§ TO BE DONE:
State the number of lines in these records that include the word "text", and add nothing to it.

§ EXERCISE MATERIAL:
++++++++++++++++++++

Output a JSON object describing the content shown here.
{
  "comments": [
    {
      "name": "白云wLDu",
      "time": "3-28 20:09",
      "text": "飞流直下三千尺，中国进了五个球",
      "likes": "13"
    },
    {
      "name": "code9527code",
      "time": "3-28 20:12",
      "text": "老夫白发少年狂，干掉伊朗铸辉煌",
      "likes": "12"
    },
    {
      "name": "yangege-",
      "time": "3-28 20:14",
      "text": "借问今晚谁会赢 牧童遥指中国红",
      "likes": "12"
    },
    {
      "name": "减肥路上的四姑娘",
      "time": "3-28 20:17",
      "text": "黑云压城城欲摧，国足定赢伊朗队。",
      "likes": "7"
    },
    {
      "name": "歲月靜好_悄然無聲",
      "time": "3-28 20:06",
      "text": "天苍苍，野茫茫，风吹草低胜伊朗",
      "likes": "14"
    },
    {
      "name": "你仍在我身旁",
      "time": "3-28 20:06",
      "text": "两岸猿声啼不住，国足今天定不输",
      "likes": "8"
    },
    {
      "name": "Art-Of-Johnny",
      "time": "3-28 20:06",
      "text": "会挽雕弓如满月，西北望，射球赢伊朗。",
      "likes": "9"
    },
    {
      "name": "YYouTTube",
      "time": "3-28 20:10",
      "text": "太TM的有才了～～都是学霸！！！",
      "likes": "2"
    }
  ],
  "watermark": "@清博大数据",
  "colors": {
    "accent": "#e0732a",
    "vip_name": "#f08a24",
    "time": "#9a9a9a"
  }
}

++++++++++++++++++++

§ FINAL RESULT:
8